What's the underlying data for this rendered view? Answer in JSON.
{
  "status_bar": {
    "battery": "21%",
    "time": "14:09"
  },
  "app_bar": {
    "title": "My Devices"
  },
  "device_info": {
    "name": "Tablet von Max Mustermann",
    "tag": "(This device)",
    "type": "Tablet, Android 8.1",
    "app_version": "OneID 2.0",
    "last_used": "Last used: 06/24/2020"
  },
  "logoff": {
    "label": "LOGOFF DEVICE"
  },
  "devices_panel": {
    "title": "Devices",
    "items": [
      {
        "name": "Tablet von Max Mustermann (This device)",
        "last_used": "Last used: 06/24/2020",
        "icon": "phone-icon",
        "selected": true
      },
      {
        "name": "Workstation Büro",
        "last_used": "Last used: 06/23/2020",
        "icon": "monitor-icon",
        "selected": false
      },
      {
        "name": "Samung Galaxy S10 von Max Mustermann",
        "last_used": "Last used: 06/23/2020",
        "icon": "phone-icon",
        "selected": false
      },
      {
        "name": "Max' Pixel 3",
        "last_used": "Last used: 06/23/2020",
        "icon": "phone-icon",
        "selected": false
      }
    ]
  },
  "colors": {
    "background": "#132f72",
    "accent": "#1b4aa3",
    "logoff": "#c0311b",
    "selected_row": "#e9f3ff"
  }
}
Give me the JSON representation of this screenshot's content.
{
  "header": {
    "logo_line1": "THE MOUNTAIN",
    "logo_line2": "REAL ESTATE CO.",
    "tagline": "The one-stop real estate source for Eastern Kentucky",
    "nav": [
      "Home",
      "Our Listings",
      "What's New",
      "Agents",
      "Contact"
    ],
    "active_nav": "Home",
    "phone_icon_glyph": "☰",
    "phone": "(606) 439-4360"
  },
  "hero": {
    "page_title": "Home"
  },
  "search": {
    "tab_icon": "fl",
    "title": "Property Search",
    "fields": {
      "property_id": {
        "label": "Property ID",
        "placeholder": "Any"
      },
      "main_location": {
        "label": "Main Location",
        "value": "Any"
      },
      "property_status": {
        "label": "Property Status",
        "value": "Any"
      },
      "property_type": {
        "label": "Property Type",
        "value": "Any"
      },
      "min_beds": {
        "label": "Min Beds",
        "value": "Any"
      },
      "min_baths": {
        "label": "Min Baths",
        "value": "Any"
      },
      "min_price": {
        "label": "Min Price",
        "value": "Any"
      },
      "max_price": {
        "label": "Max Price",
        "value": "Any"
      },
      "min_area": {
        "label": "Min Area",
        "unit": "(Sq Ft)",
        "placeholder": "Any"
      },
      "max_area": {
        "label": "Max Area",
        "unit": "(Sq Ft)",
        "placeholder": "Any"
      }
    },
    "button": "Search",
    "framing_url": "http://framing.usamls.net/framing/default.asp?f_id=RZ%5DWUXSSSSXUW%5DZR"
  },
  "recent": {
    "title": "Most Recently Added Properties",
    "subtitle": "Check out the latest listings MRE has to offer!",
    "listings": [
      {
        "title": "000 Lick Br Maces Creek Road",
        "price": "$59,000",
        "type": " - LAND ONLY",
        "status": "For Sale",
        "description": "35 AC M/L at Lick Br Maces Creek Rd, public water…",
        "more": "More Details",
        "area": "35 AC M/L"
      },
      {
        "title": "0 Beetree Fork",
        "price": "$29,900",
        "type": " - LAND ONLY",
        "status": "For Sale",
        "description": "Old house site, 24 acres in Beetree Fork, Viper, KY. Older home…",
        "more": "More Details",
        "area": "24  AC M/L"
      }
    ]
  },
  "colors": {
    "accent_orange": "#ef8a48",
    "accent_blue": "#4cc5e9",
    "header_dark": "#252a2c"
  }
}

·····

* _REQUIRED WORK_
Write the data back out verbatim.

* _EXERCISE SOLUTION_
What's the underlying data for this rendered view? Answer in JSON.
{
  "status_bar": {
    "battery": "21%",
    "time": "14:09"
  },
  "app_bar": {
    "title": "My Devices"
  },
  "device_info": {
    "name": "Tablet von Max Mustermann",
    "tag": "(This device)",
    "type": "Tablet, Android 8.1",
    "app_version": "OneID 2.0",
    "last_used": "Last used: 06/24/2020"
  },
  "logoff": {
    "label": "LOGOFF DEVICE"
  },
  "devices_panel": {
    "title": "Devices",
    "items": [
      {
        "name": "Tablet von Max Mustermann (This device)",
        "last_used": "Last used: 06/24/2020",
        "icon": "phone-icon",
        "selected": true
      },
      {
        "name": "Workstation Büro",
        "last_used": "Last used: 06/23/2020",
        "icon": "monitor-icon",
        "selected": false
      },
      {
        "name": "Samung Galaxy S10 von Max Mustermann",
        "last_used": "Last used: 06/23/2020",
        "icon": "phone-icon",
        "selected": false
      },
      {
        "name": "Max' Pixel 3",
        "last_used": "Last used: 06/23/2020",
        "icon": "phone-icon",
        "selected": false
      }
    ]
  },
  "colors": {
    "background": "#132f72",
    "accent": "#1b4aa3",
    "logoff": "#c0311b",
    "selected_row": "#e9f3ff"
  }
}
Give me the JSON representation of this screenshot's content.
{
  "header": {
    "logo_line1": "THE MOUNTAIN",
    "logo_line2": "REAL ESTATE CO.",
    "tagline": "The one-stop real estate source for Eastern Kentucky",
    "nav": [
      "Home",
      "Our Listings",
      "What's New",
      "Agents",
      "Contact"
    ],
    "active_nav": "Home",
    "phone_icon_glyph": "☰",
    "phone": "(606) 439-4360"
  },
  "hero": {
    "page_title": "Home"
  },
  "search": {
    "tab_icon": "fl",
    "title": "Property Search",
    "fields": {
      "property_id": {
        "label": "Property ID",
        "placeholder": "Any"
      },
      "main_location": {
        "label": "Main Location",
        "value": "Any"
      },
      "property_status": {
        "label": "Property Status",
        "value": "Any"
      },
      "property_type": {
        "label": "Property Type",
        "value": "Any"
      },
      "min_beds": {
        "label": "Min Beds",
        "value": "Any"
      },
      "min_baths": {
        "label": "Min Baths",
        "value": "Any"
      },
      "min_price": {
        "label": "Min Price",
        "value": "Any"
      },
      "max_price": {
        "label": "Max Price",
        "value": "Any"
      },
      "min_area": {
        "label": "Min Area",
        "unit": "(Sq Ft)",
        "placeholder": "Any"
      },
      "max_area": {
        "label": "Max Area",
        "unit": "(Sq Ft)",
        "placeholder": "Any"
      }
    },
    "button": "Search",
    "framing_url": "http://framing.usamls.net/framing/default.asp?f_id=RZ%5DWUXSSSSXUW%5DZR"
  },
  "recent": {
    "title": "Most Recently Added Properties",
    "subtitle": "Check out the latest listings MRE has to offer!",
    "listings": [
      {
        "title": "000 Lick Br Maces Creek Road",
        "price": "$59,000",
        "type": " - LAND ONLY",
        "status": "For Sale",
        "description": "35 AC M/L at Lick Br Maces Creek Rd, public water…",
        "more": "More Details",
        "area": "35 AC M/L"
      },
      {
        "title": "0 Beetree Fork",
        "price": "$29,900",
        "type": " - LAND ONLY",
        "status": "For Sale",
        "description": "Old house site, 24 acres in Beetree Fork, Viper, KY. Older home…",
        "more": "More Details",
        "area": "24  AC M/L"
      }
    ]
  },
  "colors": {
    "accent_orange": "#ef8a48",
    "accent_blue": "#4cc5e9",
    "header_dark": "#252a2c"
  }
}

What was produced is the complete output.